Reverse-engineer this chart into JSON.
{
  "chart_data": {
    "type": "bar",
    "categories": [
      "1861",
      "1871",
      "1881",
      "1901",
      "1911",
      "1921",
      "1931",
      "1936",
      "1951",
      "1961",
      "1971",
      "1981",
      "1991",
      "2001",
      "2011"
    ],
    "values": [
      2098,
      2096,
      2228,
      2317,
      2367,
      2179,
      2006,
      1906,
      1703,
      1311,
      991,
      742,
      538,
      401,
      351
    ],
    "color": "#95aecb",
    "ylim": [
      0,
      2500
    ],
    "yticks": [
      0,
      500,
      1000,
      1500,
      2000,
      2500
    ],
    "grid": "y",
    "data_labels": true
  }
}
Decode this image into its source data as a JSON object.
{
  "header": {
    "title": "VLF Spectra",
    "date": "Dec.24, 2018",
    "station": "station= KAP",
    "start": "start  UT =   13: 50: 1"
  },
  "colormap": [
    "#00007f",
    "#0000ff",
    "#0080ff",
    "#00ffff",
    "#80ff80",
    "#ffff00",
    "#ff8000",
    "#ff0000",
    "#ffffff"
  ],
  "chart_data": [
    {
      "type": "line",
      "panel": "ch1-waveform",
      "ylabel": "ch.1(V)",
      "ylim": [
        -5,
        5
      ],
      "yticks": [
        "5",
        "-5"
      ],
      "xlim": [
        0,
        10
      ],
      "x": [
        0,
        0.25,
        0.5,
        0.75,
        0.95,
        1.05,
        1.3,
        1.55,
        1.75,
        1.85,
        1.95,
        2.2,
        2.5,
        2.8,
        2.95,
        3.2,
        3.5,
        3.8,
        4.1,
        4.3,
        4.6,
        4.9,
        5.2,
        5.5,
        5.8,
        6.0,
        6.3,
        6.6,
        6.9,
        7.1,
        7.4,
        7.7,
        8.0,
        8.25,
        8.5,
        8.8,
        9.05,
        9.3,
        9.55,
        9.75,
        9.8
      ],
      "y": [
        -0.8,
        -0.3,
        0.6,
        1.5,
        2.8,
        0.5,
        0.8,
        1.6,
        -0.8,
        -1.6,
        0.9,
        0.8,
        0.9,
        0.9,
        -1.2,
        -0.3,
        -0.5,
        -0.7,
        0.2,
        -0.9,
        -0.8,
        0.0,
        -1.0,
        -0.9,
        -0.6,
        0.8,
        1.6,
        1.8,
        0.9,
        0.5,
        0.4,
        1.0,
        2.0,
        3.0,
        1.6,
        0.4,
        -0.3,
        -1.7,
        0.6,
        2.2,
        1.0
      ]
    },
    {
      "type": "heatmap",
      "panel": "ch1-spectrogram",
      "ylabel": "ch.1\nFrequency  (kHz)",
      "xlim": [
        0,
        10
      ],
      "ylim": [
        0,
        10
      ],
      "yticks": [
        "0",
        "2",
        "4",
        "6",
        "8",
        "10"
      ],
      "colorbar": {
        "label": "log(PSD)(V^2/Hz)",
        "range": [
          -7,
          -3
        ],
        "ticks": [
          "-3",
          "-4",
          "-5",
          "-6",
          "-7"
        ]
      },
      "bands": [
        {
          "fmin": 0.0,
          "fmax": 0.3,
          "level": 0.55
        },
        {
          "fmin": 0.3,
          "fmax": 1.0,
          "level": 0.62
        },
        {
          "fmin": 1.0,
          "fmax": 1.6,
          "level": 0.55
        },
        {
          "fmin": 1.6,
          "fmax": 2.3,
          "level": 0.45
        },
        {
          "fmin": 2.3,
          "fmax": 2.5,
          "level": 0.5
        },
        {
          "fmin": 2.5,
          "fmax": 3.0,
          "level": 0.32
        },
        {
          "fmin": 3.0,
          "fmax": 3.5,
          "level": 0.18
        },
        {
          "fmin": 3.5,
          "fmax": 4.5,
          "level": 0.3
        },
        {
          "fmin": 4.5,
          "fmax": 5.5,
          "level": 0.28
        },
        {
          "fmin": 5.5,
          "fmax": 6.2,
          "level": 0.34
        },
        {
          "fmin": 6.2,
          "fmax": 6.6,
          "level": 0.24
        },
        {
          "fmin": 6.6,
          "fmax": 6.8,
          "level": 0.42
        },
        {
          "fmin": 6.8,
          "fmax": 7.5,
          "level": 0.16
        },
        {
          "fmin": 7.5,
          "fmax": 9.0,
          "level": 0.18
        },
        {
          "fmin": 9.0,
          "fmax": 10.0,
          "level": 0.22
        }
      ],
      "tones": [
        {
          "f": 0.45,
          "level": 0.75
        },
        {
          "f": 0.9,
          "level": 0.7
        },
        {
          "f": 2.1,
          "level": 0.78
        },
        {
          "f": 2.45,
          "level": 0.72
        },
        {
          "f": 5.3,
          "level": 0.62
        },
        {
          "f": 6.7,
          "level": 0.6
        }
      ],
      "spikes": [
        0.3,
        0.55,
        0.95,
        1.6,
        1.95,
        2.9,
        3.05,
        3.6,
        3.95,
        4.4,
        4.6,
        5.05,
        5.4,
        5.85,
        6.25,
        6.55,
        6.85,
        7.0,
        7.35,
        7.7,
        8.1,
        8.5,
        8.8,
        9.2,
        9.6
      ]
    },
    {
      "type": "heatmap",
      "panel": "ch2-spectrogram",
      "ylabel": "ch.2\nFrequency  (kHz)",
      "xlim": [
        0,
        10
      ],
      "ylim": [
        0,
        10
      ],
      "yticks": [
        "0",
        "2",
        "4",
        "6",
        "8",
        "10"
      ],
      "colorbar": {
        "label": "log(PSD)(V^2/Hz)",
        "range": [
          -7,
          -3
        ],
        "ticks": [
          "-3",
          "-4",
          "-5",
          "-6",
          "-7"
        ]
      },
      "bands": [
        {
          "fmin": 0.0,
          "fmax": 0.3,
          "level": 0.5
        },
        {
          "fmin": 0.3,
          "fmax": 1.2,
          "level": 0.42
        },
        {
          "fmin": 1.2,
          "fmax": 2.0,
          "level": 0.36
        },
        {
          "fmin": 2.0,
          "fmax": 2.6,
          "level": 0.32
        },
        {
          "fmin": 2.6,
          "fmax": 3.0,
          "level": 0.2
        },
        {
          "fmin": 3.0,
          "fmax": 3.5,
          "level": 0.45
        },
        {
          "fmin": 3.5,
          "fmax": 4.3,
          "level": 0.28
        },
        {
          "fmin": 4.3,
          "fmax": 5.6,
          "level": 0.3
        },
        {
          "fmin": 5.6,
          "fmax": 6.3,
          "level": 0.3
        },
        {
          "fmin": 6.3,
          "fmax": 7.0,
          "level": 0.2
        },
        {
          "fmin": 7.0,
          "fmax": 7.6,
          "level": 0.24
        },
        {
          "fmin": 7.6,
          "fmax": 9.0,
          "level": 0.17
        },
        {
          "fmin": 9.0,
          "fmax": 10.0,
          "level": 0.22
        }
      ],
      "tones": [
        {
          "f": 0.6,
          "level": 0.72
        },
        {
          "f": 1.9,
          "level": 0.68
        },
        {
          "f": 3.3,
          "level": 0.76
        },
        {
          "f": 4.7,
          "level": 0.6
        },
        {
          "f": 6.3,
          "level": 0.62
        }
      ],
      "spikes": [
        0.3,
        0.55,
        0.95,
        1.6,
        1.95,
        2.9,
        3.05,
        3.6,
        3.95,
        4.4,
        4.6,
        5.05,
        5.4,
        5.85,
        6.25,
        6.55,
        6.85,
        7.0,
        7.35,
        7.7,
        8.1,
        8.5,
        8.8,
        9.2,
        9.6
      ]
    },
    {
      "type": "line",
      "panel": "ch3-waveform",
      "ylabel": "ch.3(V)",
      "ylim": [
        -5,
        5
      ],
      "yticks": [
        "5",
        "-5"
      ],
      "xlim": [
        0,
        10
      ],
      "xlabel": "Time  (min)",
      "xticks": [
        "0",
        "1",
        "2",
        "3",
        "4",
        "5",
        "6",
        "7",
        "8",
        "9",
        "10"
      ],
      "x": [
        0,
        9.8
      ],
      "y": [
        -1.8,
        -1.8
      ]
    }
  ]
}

WHAT THIS TASK INVOLVES:
Read the data above and pull out each line that holds the string "panel".

REPLY TO THE TASK:
      "panel": "ch1-waveform",
      "panel": "ch1-spectrogram",
      "panel": "ch2-spectrogram",
      "panel": "ch3-waveform",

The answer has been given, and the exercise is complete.